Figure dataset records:

- - - - -

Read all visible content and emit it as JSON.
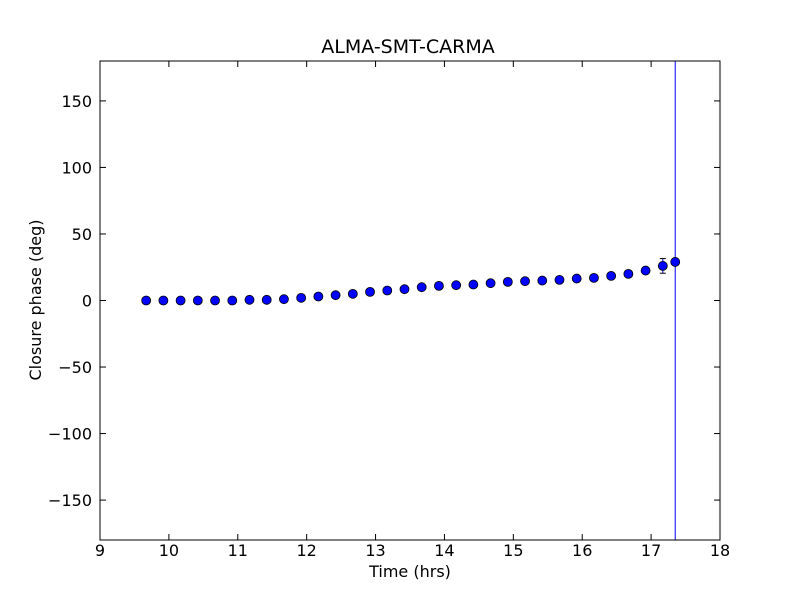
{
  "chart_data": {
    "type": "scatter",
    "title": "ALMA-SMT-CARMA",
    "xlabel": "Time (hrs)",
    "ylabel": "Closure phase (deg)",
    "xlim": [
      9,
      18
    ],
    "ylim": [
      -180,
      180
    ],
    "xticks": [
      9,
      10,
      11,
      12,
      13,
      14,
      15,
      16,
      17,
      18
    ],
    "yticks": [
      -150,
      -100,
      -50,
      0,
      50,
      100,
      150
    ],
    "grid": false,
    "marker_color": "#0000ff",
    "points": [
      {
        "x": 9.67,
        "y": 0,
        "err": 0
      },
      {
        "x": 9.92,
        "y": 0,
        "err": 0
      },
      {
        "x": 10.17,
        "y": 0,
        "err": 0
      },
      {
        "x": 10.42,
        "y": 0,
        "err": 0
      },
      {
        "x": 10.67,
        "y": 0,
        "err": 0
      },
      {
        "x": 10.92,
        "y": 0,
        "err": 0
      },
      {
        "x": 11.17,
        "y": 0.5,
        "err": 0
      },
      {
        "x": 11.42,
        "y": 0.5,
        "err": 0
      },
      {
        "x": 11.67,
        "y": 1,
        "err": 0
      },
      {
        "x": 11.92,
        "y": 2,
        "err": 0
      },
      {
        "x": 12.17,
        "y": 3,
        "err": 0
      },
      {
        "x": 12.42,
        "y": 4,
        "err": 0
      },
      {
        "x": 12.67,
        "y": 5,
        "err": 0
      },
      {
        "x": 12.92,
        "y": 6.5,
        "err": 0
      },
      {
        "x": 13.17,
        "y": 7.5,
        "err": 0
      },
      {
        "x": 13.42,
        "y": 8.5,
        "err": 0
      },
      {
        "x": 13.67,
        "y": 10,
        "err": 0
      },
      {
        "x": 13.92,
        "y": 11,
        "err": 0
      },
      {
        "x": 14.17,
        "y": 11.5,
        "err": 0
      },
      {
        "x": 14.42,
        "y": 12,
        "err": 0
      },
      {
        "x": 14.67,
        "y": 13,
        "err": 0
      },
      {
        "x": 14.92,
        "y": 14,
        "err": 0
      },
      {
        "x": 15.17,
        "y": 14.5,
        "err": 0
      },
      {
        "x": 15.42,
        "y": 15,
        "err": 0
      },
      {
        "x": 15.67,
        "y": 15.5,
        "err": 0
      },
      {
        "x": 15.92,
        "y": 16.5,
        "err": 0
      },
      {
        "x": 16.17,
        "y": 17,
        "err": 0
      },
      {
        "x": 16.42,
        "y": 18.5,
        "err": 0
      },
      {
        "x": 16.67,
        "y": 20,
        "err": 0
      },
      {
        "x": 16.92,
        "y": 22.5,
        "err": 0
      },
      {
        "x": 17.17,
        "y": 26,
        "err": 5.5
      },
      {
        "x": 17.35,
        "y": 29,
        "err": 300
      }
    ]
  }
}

- - - - -

YOUR INSTRUCTIONS :: Quote the records in their entirety, keeping the wording exact and excluding pictures.

REPLY TO THE TASK ::
Read all visible content and emit it as JSON.
{
  "chart_data": {
    "type": "scatter",
    "title": "ALMA-SMT-CARMA",
    "xlabel": "Time (hrs)",
    "ylabel": "Closure phase (deg)",
    "xlim": [
      9,
      18
    ],
    "ylim": [
      -180,
      180
    ],
    "xticks": [
      9,
      10,
      11,
      12,
      13,
      14,
      15,
      16,
      17,
      18
    ],
    "yticks": [
      -150,
      -100,
      -50,
      0,
      50,
      100,
      150
    ],
    "grid": false,
    "marker_color": "#0000ff",
    "points": [
      {
        "x": 9.67,
        "y": 0,
        "err": 0
      },
      {
        "x": 9.92,
        "y": 0,
        "err": 0
      },
      {
        "x": 10.17,
        "y": 0,
        "err": 0
      },
      {
        "x": 10.42,
        "y": 0,
        "err": 0
      },
      {
        "x": 10.67,
        "y": 0,
        "err": 0
      },
      {
        "x": 10.92,
        "y": 0,
        "err": 0
      },
      {
        "x": 11.17,
        "y": 0.5,
        "err": 0
      },
      {
        "x": 11.42,
        "y": 0.5,
        "err": 0
      },
      {
        "x": 11.67,
        "y": 1,
        "err": 0
      },
      {
        "x": 11.92,
        "y": 2,
        "err": 0
      },
      {
        "x": 12.17,
        "y": 3,
        "err": 0
      },
      {
        "x": 12.42,
        "y": 4,
        "err": 0
      },
      {
        "x": 12.67,
        "y": 5,
        "err": 0
      },
      {
        "x": 12.92,
        "y": 6.5,
        "err": 0
      },
      {
        "x": 13.17,
        "y": 7.5,
        "err": 0
      },
      {
        "x": 13.42,
        "y": 8.5,
        "err": 0
      },
      {
        "x": 13.67,
        "y": 10,
        "err": 0
      },
      {
        "x": 13.92,
        "y": 11,
        "err": 0
      },
      {
        "x": 14.17,
        "y": 11.5,
        "err": 0
      },
      {
        "x": 14.42,
        "y": 12,
        "err": 0
      },
      {
        "x": 14.67,
        "y": 13,
        "err": 0
      },
      {
        "x": 14.92,
        "y": 14,
        "err": 0
      },
      {
        "x": 15.17,
        "y": 14.5,
        "err": 0
      },
      {
        "x": 15.42,
        "y": 15,
        "err": 0
      },
      {
        "x": 15.67,
        "y": 15.5,
        "err": 0
      },
      {
        "x": 15.92,
        "y": 16.5,
        "err": 0
      },
      {
        "x": 16.17,
        "y": 17,
        "err": 0
      },
      {
        "x": 16.42,
        "y": 18.5,
        "err": 0
      },
      {
        "x": 16.67,
        "y": 20,
        "err": 0
      },
      {
        "x": 16.92,
        "y": 22.5,
        "err": 0
      },
      {
        "x": 17.17,
        "y": 26,
        "err": 5.5
      },
      {
        "x": 17.35,
        "y": 29,
        "err": 300
      }
    ]
  }
}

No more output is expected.